=== Your instructions ===
List each line in which the string "document" appears.
— Start Material provided —
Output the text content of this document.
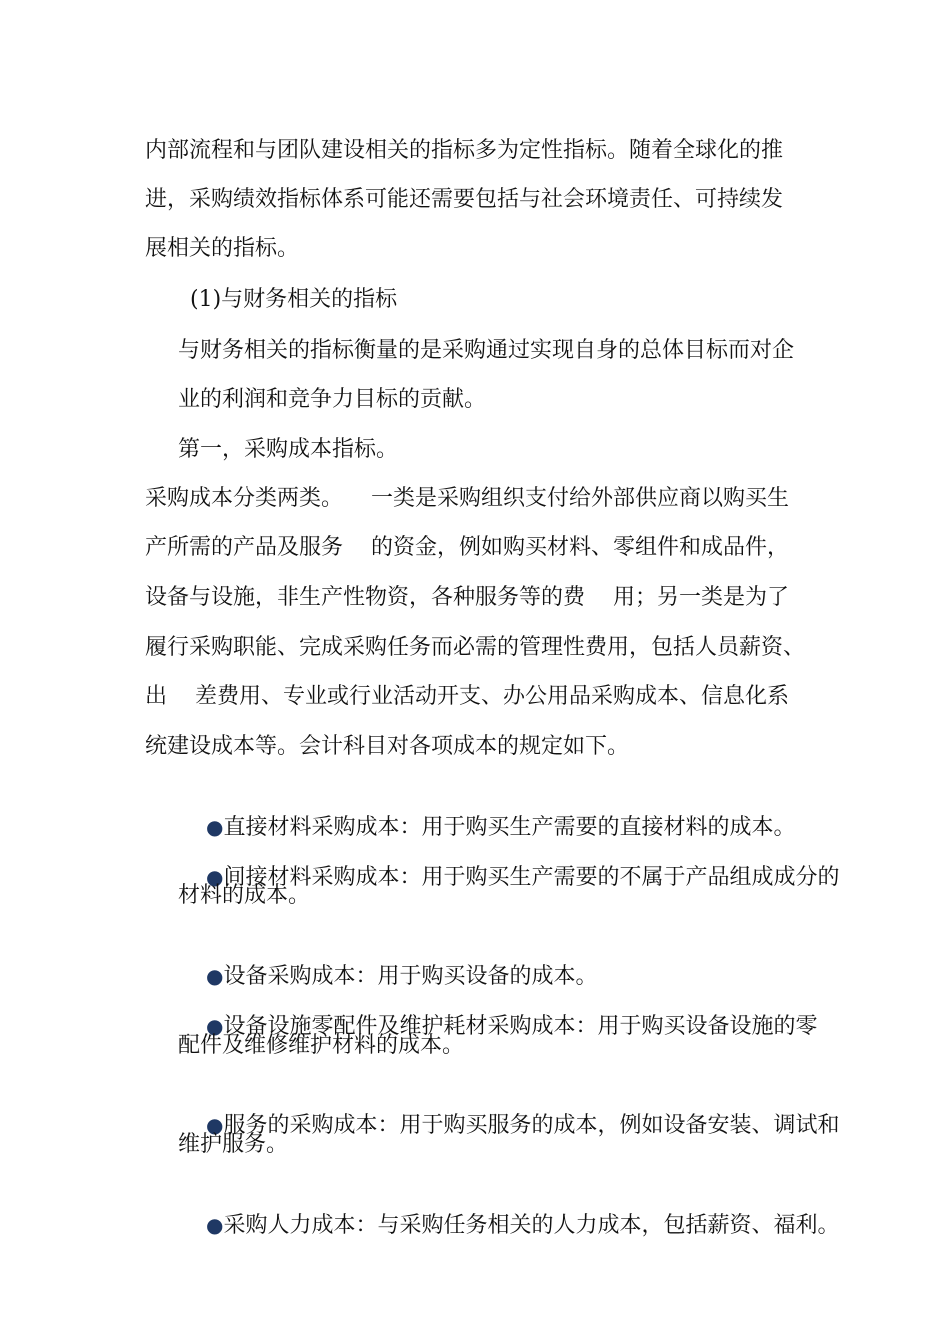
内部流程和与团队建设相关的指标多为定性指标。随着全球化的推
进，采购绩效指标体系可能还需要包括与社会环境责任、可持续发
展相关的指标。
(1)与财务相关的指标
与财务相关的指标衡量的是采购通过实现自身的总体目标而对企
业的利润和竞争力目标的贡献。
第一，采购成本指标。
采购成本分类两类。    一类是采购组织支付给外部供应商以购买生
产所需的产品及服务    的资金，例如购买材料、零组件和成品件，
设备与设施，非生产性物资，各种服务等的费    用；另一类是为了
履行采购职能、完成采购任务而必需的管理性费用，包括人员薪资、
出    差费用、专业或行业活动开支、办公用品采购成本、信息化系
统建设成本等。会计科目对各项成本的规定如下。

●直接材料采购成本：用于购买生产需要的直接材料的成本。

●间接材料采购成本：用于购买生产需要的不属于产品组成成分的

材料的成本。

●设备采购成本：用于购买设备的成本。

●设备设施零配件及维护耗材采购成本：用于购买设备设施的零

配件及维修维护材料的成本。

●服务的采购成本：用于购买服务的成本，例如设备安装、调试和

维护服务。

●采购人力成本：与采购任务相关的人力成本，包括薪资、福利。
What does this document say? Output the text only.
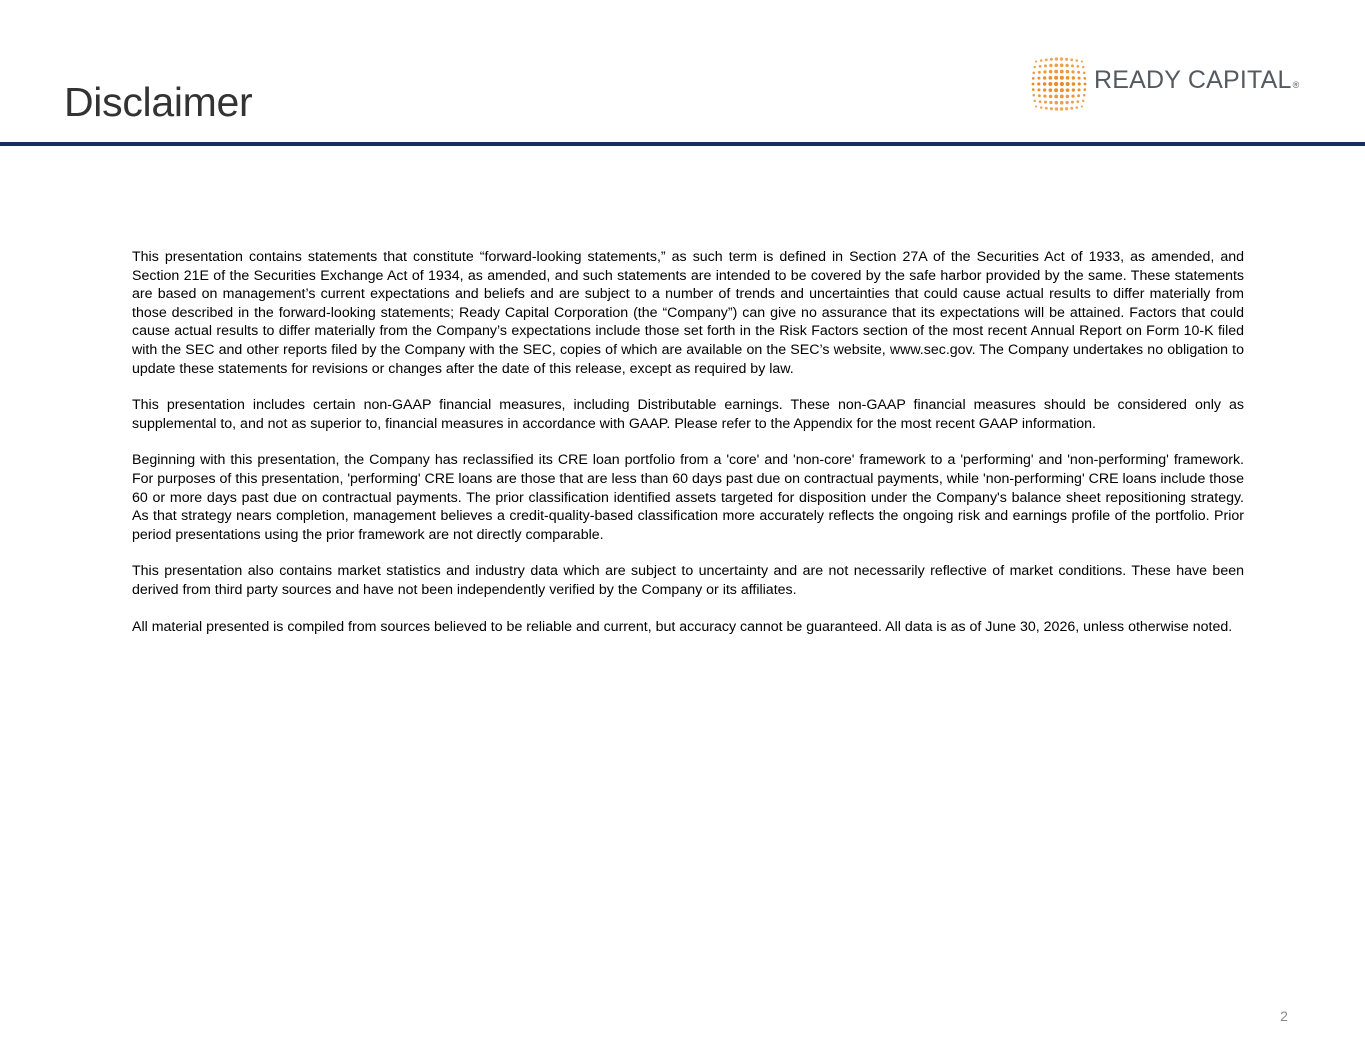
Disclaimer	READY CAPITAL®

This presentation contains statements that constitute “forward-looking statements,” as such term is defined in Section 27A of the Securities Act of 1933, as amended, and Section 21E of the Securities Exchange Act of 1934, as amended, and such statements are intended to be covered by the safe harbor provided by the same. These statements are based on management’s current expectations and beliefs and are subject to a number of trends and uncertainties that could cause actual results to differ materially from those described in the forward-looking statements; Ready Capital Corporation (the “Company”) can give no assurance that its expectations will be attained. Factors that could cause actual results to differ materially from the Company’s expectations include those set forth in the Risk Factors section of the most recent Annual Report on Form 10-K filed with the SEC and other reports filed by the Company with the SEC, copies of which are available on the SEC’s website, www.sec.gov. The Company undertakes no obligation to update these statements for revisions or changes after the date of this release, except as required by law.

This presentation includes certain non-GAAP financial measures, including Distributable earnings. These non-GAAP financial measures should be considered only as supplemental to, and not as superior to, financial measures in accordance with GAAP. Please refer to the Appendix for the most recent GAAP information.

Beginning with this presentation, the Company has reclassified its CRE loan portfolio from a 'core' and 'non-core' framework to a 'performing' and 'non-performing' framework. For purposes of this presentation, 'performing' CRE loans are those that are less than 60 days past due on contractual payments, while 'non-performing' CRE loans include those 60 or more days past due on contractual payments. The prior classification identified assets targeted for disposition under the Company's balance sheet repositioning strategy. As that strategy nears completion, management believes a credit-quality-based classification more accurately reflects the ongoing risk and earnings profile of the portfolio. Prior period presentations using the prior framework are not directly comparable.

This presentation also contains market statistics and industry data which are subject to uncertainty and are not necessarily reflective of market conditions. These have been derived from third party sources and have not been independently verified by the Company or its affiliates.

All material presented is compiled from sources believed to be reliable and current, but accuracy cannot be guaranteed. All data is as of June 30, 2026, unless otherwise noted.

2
— End Material provided —
— Start Material provided —
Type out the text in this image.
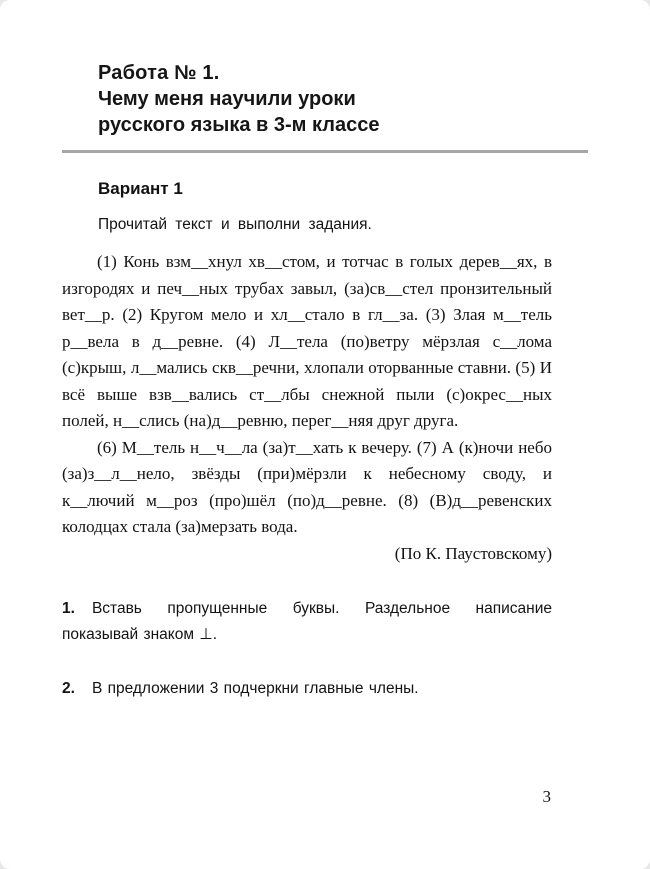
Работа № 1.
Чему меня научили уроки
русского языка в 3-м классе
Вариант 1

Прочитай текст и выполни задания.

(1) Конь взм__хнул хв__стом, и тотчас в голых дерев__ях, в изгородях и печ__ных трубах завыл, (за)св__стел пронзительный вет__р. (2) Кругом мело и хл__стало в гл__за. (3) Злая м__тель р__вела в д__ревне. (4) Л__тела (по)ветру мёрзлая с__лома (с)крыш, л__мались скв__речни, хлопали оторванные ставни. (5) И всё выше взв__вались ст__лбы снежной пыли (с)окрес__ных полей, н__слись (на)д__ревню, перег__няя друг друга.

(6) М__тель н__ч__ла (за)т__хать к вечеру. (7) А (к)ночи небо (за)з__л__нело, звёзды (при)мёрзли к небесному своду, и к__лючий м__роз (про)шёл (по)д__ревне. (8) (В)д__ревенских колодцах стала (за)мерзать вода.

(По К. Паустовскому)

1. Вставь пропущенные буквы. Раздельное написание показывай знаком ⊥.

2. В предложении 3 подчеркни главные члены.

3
— End Material provided —
=== Task result ===
Output the text content of this document.
What does this document say? Output the text only.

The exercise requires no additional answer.